-- start EXERCISE INPUT --

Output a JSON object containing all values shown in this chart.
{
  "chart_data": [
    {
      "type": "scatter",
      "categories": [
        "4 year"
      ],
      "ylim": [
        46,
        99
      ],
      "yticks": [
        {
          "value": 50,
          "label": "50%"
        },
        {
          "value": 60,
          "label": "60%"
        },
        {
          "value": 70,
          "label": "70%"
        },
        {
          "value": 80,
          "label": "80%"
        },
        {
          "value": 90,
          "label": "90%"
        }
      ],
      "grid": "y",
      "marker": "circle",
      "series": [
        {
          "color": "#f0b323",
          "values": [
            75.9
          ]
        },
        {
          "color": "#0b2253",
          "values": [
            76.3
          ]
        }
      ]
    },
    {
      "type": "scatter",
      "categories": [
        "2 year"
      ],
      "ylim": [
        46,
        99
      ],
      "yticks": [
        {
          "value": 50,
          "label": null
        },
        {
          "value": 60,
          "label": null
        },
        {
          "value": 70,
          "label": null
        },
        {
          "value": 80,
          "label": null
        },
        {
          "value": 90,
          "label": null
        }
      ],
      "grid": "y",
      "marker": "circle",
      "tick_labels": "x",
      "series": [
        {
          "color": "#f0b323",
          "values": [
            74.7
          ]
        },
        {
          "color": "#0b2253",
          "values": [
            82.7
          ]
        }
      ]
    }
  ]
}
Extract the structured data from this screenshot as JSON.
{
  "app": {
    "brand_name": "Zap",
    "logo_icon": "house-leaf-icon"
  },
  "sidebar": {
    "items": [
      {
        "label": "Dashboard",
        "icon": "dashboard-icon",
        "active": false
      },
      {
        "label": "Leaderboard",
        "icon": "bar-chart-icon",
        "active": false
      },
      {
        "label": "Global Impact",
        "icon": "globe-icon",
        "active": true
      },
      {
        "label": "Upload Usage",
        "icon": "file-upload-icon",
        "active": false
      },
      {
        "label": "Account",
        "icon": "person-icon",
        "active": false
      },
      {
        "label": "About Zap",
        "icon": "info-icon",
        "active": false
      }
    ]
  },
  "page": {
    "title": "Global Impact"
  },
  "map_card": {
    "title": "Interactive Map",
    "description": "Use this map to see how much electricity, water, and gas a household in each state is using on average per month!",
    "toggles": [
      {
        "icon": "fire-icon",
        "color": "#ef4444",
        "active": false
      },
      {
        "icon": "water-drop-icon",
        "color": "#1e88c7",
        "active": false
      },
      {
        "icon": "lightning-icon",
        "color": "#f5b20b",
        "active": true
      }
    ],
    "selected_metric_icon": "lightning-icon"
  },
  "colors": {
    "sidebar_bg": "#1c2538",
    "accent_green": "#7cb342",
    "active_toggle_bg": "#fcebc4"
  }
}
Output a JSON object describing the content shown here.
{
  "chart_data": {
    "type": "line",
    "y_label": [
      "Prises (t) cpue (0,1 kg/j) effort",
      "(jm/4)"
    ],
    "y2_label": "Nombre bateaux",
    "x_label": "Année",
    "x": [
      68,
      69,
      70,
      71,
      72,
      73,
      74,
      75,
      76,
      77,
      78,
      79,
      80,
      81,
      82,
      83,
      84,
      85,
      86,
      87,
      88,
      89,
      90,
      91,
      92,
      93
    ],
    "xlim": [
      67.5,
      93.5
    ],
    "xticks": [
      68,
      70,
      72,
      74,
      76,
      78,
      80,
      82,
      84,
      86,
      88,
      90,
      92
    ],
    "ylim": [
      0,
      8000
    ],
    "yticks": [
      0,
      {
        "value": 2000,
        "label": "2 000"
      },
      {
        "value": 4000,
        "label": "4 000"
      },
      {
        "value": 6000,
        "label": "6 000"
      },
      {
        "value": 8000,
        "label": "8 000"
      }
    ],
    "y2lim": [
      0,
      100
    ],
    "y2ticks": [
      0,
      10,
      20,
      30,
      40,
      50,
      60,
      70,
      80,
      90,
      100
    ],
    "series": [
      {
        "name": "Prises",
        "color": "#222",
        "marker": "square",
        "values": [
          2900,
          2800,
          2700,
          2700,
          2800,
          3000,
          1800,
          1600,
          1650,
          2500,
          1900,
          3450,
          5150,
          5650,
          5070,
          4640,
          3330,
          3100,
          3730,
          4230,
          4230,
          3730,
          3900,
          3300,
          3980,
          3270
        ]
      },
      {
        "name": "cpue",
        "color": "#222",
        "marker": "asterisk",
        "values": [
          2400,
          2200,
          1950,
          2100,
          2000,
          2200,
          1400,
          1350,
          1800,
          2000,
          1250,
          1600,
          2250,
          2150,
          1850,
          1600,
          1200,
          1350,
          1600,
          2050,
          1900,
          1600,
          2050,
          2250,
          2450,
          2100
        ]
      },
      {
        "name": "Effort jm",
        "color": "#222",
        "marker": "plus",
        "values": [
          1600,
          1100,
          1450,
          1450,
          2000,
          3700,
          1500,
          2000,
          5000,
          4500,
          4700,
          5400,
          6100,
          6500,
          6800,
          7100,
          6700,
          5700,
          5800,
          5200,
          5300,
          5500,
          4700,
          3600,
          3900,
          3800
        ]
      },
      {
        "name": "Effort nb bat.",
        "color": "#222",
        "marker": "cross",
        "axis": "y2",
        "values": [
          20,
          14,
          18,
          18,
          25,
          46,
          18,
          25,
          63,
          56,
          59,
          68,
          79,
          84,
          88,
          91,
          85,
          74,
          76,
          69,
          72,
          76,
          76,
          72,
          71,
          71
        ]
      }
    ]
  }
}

-- end EXERCISE INPUT --

GOAL OF THE EXERCISE
Copy each line holding the word "cpue" from the listing above.

COMPLETE RESPONSE
      "Prises (t) cpue (0,1 kg/j) effort",
        "name": "cpue",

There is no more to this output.